[begin Data in this exercise]
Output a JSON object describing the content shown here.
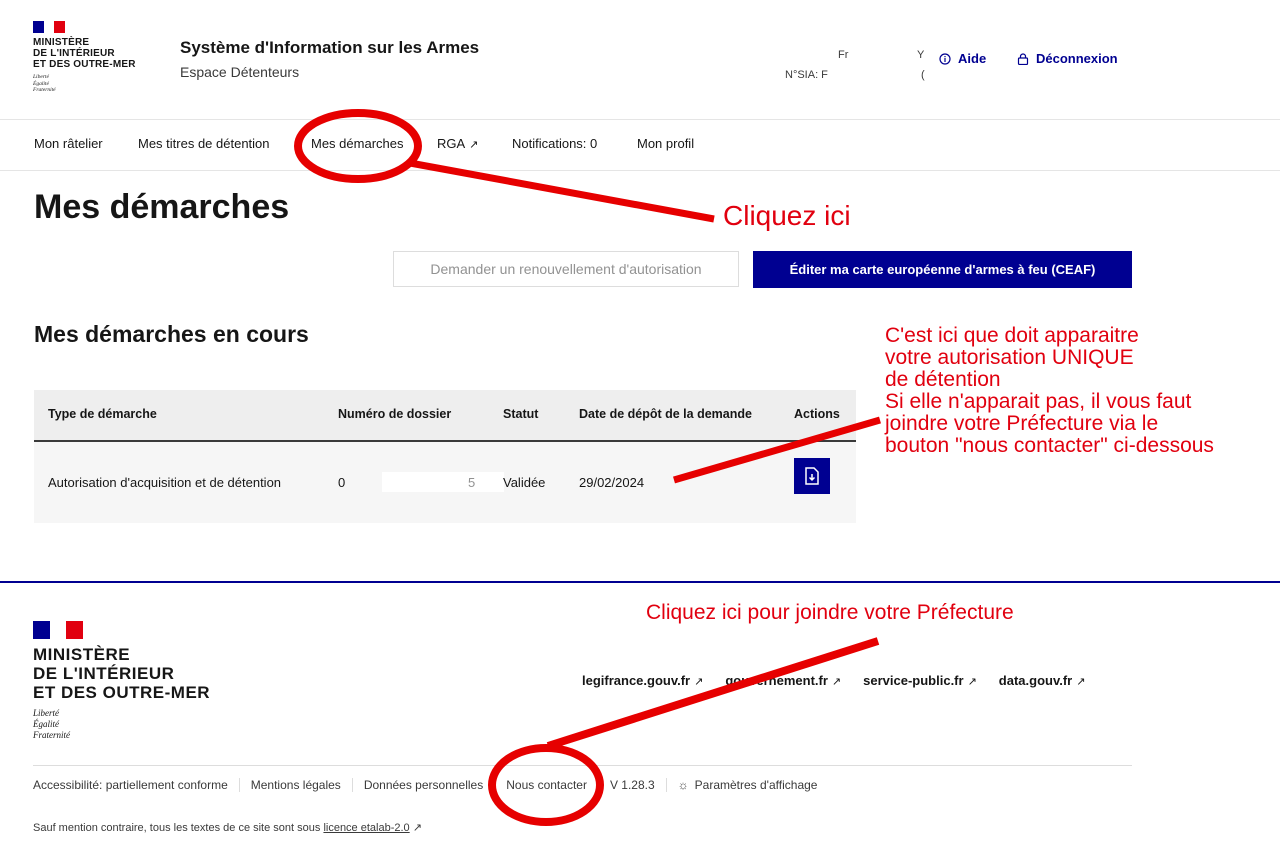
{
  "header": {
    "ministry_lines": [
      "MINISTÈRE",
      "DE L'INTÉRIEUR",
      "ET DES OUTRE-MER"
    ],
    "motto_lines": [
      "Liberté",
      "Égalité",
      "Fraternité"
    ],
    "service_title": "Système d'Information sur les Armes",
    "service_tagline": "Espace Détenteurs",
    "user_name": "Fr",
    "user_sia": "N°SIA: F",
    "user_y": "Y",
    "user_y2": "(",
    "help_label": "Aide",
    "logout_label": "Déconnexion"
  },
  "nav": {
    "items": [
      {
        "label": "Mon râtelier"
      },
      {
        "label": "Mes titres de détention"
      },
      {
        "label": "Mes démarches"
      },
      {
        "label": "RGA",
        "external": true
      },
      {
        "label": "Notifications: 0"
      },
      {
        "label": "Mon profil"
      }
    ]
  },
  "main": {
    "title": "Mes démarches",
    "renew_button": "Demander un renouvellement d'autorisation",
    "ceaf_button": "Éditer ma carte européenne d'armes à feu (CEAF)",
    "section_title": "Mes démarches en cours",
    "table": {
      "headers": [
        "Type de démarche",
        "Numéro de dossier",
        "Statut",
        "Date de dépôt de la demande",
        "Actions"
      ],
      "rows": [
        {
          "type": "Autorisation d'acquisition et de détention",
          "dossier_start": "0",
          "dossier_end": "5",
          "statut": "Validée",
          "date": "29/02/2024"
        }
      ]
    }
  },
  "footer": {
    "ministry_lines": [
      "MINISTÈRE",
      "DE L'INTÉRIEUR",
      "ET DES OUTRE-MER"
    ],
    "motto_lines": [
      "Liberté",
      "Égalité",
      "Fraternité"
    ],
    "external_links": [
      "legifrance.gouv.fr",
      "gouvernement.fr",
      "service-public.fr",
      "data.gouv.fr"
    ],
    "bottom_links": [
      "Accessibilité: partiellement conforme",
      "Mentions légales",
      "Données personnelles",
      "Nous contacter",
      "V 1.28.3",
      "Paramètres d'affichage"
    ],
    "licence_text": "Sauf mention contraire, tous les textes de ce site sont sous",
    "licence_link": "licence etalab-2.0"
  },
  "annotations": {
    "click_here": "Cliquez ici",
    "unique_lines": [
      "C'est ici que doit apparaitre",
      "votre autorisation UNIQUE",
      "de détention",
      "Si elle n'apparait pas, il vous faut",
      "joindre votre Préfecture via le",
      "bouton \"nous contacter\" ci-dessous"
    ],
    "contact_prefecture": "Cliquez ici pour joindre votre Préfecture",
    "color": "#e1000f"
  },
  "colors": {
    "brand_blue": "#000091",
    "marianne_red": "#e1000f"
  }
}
[end Data in this exercise]
[begin Data in this exercise]
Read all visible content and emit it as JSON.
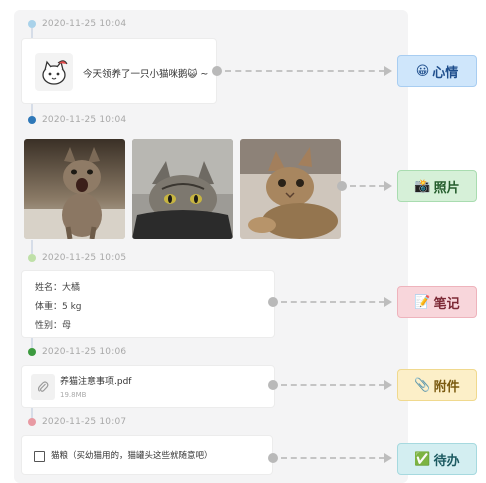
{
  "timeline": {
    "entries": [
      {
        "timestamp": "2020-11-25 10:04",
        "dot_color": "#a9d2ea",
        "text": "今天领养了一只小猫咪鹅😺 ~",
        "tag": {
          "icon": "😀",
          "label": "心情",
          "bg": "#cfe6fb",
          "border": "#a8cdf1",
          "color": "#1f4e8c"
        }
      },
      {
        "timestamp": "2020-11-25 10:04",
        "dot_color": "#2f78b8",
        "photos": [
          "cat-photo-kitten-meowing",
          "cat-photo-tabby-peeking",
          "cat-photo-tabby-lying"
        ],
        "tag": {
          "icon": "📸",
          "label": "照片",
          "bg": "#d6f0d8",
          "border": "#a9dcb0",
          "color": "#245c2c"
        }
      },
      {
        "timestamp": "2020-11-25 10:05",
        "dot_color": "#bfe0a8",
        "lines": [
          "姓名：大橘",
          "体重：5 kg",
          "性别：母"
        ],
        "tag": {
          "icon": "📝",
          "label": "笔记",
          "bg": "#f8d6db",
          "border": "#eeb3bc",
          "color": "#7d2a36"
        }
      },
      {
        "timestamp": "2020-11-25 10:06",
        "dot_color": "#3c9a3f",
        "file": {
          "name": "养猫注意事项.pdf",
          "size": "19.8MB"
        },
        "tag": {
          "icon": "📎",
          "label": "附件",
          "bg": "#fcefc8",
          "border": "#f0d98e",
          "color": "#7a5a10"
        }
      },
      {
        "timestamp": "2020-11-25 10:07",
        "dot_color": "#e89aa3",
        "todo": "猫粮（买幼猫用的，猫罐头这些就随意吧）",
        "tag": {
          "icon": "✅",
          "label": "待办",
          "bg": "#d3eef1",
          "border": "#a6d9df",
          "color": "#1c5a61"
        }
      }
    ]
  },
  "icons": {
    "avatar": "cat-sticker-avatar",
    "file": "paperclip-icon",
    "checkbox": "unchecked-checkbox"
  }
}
[end Data in this exercise]
#### Work to complete
Note how many lines in the material hold the word "contacter", and give that number with nothing added.

#### Output of the exercise
2